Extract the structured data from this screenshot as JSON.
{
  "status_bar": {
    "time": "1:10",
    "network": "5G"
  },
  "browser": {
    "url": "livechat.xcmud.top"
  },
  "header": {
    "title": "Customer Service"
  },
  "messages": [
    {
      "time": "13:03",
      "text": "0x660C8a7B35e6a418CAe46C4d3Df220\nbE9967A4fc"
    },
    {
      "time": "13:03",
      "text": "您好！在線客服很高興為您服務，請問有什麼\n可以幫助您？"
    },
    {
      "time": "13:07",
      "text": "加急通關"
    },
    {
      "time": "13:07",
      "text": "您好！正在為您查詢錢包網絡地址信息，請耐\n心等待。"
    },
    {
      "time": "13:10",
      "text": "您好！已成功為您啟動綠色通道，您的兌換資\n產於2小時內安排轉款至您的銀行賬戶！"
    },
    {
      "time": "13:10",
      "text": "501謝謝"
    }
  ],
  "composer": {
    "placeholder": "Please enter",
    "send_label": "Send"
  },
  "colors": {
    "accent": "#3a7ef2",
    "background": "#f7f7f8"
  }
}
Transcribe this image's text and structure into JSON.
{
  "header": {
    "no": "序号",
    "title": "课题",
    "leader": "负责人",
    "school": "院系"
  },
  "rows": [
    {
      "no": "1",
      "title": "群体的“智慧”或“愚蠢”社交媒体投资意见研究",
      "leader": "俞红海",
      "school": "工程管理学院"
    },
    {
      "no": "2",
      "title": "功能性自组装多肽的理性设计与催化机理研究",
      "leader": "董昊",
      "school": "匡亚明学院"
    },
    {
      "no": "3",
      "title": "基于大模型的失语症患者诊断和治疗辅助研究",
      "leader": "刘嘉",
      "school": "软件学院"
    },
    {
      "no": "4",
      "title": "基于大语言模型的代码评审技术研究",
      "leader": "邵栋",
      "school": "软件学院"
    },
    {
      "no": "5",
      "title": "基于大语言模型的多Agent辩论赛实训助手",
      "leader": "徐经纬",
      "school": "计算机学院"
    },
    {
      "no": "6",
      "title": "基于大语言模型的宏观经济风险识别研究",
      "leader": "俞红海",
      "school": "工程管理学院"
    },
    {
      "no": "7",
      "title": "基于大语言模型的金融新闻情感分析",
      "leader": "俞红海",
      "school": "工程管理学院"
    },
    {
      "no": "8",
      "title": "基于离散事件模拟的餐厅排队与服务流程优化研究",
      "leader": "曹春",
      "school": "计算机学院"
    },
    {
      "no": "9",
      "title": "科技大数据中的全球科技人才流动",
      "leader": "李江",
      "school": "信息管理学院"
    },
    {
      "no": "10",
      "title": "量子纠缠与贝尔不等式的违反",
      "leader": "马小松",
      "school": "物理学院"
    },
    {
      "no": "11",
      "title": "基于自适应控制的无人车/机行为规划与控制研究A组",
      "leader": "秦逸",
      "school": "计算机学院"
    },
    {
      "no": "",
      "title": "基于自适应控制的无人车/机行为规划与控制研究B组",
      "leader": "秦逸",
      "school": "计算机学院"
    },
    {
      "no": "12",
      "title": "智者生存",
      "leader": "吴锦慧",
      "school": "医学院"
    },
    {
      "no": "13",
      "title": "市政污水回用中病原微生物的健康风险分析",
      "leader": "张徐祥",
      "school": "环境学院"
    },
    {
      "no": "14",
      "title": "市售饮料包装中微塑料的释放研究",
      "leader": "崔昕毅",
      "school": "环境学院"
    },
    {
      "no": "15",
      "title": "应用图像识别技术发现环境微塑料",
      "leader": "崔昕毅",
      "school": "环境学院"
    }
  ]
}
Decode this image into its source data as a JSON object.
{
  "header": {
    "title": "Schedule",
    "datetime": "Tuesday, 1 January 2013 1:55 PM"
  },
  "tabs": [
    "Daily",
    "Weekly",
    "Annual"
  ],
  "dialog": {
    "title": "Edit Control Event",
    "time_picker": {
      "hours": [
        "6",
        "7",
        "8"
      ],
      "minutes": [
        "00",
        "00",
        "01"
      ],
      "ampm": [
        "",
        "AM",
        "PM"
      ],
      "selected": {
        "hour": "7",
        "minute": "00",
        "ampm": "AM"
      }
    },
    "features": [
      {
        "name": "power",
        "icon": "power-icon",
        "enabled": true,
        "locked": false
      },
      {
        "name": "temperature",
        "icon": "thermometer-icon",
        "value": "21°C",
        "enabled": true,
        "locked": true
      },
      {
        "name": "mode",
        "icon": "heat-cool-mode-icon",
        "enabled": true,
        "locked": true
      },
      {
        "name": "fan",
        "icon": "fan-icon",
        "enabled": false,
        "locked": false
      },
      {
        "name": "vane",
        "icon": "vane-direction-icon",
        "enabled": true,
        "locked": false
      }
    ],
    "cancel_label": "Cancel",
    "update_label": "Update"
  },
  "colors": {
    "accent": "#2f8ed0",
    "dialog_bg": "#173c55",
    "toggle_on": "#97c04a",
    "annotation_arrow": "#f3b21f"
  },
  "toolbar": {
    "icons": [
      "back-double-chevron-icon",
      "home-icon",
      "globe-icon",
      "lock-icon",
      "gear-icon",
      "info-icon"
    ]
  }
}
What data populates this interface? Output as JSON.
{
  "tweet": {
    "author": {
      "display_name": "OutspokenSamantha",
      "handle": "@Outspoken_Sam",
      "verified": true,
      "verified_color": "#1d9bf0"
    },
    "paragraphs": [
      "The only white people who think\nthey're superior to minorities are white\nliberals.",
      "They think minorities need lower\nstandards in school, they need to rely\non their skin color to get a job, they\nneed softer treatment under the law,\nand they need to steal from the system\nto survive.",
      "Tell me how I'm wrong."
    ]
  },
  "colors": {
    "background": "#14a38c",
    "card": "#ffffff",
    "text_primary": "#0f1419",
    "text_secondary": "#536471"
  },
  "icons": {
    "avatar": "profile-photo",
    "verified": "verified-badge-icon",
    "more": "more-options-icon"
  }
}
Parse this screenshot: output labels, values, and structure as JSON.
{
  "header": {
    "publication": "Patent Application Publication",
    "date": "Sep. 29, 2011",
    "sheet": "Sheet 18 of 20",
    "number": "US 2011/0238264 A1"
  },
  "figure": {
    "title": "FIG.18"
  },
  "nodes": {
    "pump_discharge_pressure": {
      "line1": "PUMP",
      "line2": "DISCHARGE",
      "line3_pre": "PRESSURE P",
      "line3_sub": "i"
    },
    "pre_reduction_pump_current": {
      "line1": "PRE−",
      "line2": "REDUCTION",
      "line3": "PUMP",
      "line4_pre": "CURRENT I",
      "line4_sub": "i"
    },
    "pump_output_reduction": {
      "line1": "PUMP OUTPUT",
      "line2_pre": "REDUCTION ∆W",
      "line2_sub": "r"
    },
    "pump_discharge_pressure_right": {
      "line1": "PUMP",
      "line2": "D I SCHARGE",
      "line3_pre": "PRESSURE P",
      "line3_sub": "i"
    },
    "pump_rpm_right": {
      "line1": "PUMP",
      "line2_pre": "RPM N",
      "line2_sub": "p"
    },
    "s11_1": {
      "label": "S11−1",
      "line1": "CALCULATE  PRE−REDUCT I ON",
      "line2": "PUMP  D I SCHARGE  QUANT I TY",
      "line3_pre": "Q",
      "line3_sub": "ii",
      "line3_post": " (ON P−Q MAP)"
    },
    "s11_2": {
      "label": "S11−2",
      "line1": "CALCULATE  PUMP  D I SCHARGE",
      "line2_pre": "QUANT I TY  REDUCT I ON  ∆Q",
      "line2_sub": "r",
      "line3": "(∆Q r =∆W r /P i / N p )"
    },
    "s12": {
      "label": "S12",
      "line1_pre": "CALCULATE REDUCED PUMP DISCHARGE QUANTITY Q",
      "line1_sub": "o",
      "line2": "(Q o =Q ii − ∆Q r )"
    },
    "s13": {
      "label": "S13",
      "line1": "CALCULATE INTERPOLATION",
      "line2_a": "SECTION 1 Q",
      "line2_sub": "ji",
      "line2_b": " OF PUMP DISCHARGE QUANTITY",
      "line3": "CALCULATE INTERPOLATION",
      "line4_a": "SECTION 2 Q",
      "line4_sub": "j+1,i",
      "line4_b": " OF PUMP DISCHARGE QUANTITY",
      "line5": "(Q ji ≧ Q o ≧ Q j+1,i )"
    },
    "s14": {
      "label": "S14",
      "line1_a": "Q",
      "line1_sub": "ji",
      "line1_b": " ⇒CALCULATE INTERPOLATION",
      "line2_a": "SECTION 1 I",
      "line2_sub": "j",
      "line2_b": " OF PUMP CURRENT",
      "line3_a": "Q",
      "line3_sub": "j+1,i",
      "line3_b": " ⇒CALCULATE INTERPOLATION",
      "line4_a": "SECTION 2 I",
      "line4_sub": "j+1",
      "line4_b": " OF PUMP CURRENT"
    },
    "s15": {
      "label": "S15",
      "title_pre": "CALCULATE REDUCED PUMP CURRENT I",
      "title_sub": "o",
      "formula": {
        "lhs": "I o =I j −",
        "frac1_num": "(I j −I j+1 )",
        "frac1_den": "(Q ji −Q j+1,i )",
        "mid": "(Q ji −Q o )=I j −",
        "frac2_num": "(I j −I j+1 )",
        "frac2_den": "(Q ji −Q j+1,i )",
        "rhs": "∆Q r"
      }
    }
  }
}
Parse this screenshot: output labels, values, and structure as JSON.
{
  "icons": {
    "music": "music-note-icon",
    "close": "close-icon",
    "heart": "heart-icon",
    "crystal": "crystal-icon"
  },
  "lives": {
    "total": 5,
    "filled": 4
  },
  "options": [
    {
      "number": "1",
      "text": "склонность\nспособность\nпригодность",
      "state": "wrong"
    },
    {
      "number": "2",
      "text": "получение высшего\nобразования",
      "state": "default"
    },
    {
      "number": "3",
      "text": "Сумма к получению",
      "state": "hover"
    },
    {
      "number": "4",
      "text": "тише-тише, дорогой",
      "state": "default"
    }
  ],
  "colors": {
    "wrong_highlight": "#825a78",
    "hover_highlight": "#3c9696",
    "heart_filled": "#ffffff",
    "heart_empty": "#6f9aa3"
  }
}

* * * *

## Instruction
Which lines above contain "state"? Show each of them.

## Finished task
      "state": "wrong"
      "state": "default"
      "state": "hover"
      "state": "default"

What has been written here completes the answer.